● YOUR OBJECTIVE: Transcribe the data that follows precisely, omitting nothing.

● ENTRIES SHOWN:

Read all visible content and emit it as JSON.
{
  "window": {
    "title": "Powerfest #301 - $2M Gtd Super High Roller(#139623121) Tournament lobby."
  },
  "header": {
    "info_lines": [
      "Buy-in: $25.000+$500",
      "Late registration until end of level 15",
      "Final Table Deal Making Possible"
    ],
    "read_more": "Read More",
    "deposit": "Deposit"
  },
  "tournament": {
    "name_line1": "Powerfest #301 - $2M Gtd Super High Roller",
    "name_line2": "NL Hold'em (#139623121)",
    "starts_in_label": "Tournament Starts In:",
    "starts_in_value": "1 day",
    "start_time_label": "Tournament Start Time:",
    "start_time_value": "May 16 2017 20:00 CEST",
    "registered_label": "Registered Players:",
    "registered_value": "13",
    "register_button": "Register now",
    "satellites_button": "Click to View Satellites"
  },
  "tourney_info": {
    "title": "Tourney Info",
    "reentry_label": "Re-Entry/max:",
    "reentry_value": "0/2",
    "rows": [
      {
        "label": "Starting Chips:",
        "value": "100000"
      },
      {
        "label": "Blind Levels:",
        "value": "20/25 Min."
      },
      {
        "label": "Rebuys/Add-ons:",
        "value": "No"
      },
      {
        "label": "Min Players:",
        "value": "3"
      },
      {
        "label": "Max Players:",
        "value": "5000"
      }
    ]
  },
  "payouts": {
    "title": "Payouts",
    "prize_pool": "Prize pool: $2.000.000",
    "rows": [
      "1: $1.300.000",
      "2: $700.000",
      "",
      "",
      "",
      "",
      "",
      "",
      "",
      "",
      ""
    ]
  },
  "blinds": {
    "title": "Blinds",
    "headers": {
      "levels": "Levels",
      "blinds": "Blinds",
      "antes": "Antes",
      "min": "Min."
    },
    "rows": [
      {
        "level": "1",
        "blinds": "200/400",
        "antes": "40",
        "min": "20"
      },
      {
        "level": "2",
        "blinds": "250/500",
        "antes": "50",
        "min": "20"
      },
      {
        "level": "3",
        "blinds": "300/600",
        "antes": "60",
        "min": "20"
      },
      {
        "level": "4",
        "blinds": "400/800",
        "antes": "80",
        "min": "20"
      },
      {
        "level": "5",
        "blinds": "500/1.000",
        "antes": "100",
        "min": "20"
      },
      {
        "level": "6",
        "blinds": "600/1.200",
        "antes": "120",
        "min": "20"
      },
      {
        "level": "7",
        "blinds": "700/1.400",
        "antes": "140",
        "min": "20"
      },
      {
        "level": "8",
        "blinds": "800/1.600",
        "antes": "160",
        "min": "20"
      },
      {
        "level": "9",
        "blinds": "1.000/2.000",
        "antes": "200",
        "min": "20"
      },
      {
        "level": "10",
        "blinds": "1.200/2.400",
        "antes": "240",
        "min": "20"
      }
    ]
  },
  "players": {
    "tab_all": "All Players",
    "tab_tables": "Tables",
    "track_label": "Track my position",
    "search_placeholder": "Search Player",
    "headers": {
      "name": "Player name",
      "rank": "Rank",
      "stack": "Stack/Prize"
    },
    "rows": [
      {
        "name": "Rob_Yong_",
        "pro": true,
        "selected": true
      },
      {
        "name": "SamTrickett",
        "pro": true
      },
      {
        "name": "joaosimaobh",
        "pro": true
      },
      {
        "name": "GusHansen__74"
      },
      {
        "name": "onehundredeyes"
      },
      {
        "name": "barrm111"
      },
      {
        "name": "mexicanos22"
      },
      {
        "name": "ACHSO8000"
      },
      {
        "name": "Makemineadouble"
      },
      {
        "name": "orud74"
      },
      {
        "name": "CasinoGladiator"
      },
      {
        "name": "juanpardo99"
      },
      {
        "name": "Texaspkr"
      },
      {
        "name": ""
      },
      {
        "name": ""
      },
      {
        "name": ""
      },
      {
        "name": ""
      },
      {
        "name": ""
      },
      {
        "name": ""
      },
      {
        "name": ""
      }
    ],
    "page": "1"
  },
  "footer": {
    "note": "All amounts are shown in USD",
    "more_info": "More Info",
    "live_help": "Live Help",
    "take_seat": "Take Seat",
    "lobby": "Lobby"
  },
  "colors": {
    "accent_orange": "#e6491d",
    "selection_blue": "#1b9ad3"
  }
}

● SOLUTION FOR THIS EXERCISE:
Read all visible content and emit it as JSON.
{
  "window": {
    "title": "Powerfest #301 - $2M Gtd Super High Roller(#139623121) Tournament lobby."
  },
  "header": {
    "info_lines": [
      "Buy-in: $25.000+$500",
      "Late registration until end of level 15",
      "Final Table Deal Making Possible"
    ],
    "read_more": "Read More",
    "deposit": "Deposit"
  },
  "tournament": {
    "name_line1": "Powerfest #301 - $2M Gtd Super High Roller",
    "name_line2": "NL Hold'em (#139623121)",
    "starts_in_label": "Tournament Starts In:",
    "starts_in_value": "1 day",
    "start_time_label": "Tournament Start Time:",
    "start_time_value": "May 16 2017 20:00 CEST",
    "registered_label": "Registered Players:",
    "registered_value": "13",
    "register_button": "Register now",
    "satellites_button": "Click to View Satellites"
  },
  "tourney_info": {
    "title": "Tourney Info",
    "reentry_label": "Re-Entry/max:",
    "reentry_value": "0/2",
    "rows": [
      {
        "label": "Starting Chips:",
        "value": "100000"
      },
      {
        "label": "Blind Levels:",
        "value": "20/25 Min."
      },
      {
        "label": "Rebuys/Add-ons:",
        "value": "No"
      },
      {
        "label": "Min Players:",
        "value": "3"
      },
      {
        "label": "Max Players:",
        "value": "5000"
      }
    ]
  },
  "payouts": {
    "title": "Payouts",
    "prize_pool": "Prize pool: $2.000.000",
    "rows": [
      "1: $1.300.000",
      "2: $700.000",
      "",
      "",
      "",
      "",
      "",
      "",
      "",
      "",
      ""
    ]
  },
  "blinds": {
    "title": "Blinds",
    "headers": {
      "levels": "Levels",
      "blinds": "Blinds",
      "antes": "Antes",
      "min": "Min."
    },
    "rows": [
      {
        "level": "1",
        "blinds": "200/400",
        "antes": "40",
        "min": "20"
      },
      {
        "level": "2",
        "blinds": "250/500",
        "antes": "50",
        "min": "20"
      },
      {
        "level": "3",
        "blinds": "300/600",
        "antes": "60",
        "min": "20"
      },
      {
        "level": "4",
        "blinds": "400/800",
        "antes": "80",
        "min": "20"
      },
      {
        "level": "5",
        "blinds": "500/1.000",
        "antes": "100",
        "min": "20"
      },
      {
        "level": "6",
        "blinds": "600/1.200",
        "antes": "120",
        "min": "20"
      },
      {
        "level": "7",
        "blinds": "700/1.400",
        "antes": "140",
        "min": "20"
      },
      {
        "level": "8",
        "blinds": "800/1.600",
        "antes": "160",
        "min": "20"
      },
      {
        "level": "9",
        "blinds": "1.000/2.000",
        "antes": "200",
        "min": "20"
      },
      {
        "level": "10",
        "blinds": "1.200/2.400",
        "antes": "240",
        "min": "20"
      }
    ]
  },
  "players": {
    "tab_all": "All Players",
    "tab_tables": "Tables",
    "track_label": "Track my position",
    "search_placeholder": "Search Player",
    "headers": {
      "name": "Player name",
      "rank": "Rank",
      "stack": "Stack/Prize"
    },
    "rows": [
      {
        "name": "Rob_Yong_",
        "pro": true,
        "selected": true
      },
      {
        "name": "SamTrickett",
        "pro": true
      },
      {
        "name": "joaosimaobh",
        "pro": true
      },
      {
        "name": "GusHansen__74"
      },
      {
        "name": "onehundredeyes"
      },
      {
        "name": "barrm111"
      },
      {
        "name": "mexicanos22"
      },
      {
        "name": "ACHSO8000"
      },
      {
        "name": "Makemineadouble"
      },
      {
        "name": "orud74"
      },
      {
        "name": "CasinoGladiator"
      },
      {
        "name": "juanpardo99"
      },
      {
        "name": "Texaspkr"
      },
      {
        "name": ""
      },
      {
        "name": ""
      },
      {
        "name": ""
      },
      {
        "name": ""
      },
      {
        "name": ""
      },
      {
        "name": ""
      },
      {
        "name": ""
      }
    ],
    "page": "1"
  },
  "footer": {
    "note": "All amounts are shown in USD",
    "more_info": "More Info",
    "live_help": "Live Help",
    "take_seat": "Take Seat",
    "lobby": "Lobby"
  },
  "colors": {
    "accent_orange": "#e6491d",
    "selection_blue": "#1b9ad3"
  }
}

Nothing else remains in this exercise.